Yazılı Problem: Demokratikleşme paketine dair metinde "Çünkü, beklenen belli" sözlerinden "bunu görmüyor mu?" sözlerine kadar uzanan bölümü aynen kopyalayın.

Kaynak Metin:
::::::

Yani pek çok konu gizli kalmamıştı.
Hele, Başbakan bir gün önce “Açıklayacağım paketle Türkiye sınıf atlayacak ve Türkiye’yi zincirlerinden kurtaracağız” deyince beklentimiz çok aceleye döndü. Ve biz o kadar büyük hayal kurduk ki artık “devrim”, yahut “milat” veya Türkiyemizin tarihi bir “dönüm noktasını” bekler olduk.
***
Bazılarımız bu paket için “yetmez ama evet” diyecektir.
Çünkü, beklenen belli başlı konuların bir bölümünün Başbakan’ın paketinde olmadığı görüldü.
Yani demokratikleşme için yapılacak daha önemli şeyler var. Peki, AKP bunu görmüyor mu?
Veya görüyor da bir paket daha mı gelecek? Gelecekse o da bir an evvel “gelecek” diye ilan edilmeliydi.

::::::

Çıkarılan Kayıtlar:
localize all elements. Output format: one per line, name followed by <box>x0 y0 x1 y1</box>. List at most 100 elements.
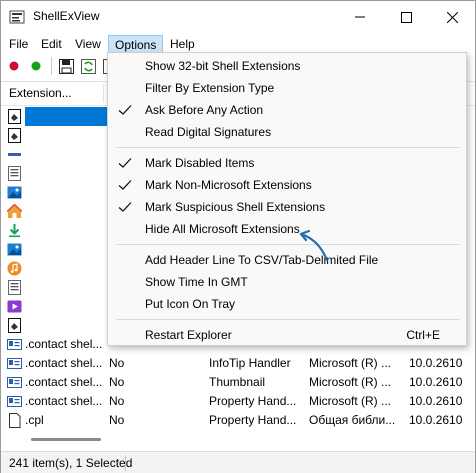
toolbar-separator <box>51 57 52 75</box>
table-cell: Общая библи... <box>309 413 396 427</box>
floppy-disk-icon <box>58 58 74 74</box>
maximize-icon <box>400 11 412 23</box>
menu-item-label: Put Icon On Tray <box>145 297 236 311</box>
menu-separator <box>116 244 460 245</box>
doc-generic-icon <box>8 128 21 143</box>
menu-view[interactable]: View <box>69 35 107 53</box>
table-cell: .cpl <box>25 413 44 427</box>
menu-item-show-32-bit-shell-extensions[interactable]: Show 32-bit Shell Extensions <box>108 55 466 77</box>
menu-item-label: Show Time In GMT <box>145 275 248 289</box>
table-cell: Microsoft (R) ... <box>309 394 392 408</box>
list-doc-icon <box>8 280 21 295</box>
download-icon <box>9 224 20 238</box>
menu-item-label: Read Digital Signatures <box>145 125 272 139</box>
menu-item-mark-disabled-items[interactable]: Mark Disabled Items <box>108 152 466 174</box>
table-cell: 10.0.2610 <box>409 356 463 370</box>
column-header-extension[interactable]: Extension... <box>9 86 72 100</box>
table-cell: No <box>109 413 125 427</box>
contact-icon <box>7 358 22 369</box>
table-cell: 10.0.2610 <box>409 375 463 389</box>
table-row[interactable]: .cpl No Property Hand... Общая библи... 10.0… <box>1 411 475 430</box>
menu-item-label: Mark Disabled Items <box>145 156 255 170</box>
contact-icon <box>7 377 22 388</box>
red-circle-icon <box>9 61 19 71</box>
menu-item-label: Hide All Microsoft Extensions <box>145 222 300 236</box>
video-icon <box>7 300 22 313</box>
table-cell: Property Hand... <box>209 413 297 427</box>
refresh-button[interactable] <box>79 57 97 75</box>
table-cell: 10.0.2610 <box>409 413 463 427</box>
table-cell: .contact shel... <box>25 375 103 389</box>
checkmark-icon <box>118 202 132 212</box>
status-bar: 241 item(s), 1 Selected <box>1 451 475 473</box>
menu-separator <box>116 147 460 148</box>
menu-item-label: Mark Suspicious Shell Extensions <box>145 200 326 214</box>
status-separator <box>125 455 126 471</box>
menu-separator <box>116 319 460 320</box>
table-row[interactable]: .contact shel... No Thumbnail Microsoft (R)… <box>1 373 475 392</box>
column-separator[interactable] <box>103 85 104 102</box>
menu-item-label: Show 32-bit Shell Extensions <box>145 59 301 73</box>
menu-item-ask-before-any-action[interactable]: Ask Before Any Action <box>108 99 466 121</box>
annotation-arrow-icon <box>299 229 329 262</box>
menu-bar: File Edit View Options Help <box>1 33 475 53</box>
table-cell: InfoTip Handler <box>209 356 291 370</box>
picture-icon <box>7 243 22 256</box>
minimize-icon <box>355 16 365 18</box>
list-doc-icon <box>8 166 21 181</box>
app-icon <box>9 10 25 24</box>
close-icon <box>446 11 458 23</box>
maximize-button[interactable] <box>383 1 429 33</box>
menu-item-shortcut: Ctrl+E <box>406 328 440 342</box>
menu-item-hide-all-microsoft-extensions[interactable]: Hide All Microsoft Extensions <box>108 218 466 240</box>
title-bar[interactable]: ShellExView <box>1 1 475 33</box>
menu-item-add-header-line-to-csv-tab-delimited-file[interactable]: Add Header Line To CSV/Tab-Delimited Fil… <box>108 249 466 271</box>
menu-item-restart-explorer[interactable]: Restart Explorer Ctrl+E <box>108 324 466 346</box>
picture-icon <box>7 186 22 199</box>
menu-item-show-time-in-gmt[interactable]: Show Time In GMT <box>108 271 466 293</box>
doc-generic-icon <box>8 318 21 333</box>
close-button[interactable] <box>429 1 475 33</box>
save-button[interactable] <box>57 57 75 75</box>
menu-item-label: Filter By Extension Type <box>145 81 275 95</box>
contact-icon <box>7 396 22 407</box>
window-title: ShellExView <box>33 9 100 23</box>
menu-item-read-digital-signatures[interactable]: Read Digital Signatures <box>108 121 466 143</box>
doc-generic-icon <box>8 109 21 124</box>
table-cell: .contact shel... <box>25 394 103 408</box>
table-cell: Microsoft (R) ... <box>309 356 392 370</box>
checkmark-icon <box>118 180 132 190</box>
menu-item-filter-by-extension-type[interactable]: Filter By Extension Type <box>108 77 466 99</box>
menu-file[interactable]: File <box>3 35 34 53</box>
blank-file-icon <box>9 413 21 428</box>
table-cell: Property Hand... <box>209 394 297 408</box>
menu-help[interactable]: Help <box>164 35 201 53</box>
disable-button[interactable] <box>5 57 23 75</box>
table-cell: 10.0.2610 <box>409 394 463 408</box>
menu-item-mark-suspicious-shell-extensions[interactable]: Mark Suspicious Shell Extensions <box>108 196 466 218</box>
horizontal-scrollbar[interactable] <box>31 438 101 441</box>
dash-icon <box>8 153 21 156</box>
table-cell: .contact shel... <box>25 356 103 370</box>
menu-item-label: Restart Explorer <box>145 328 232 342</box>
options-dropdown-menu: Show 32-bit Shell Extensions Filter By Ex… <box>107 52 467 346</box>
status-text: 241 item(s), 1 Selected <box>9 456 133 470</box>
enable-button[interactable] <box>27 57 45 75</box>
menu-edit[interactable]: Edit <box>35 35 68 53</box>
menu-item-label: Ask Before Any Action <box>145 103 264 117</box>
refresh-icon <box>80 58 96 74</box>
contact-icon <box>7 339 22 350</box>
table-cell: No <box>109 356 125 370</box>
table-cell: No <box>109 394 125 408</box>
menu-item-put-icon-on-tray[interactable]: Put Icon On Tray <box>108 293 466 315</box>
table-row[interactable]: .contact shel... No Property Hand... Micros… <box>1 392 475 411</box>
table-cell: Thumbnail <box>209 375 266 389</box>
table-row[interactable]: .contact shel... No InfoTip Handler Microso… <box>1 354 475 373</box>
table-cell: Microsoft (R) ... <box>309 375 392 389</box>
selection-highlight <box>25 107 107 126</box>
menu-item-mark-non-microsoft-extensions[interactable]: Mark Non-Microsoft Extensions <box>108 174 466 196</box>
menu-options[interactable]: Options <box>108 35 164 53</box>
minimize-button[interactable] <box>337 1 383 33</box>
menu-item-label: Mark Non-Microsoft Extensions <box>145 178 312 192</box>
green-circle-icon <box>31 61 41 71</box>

::::::

Alıştırmanın Yanıtı:
Çünkü, beklenen belli başlı konuların bir bölümünün Başbakan’ın paketinde olmadığı görüldü.
Yani demokratikleşme için yapılacak daha önemli şeyler var. Peki, AKP bunu görmüyor mu?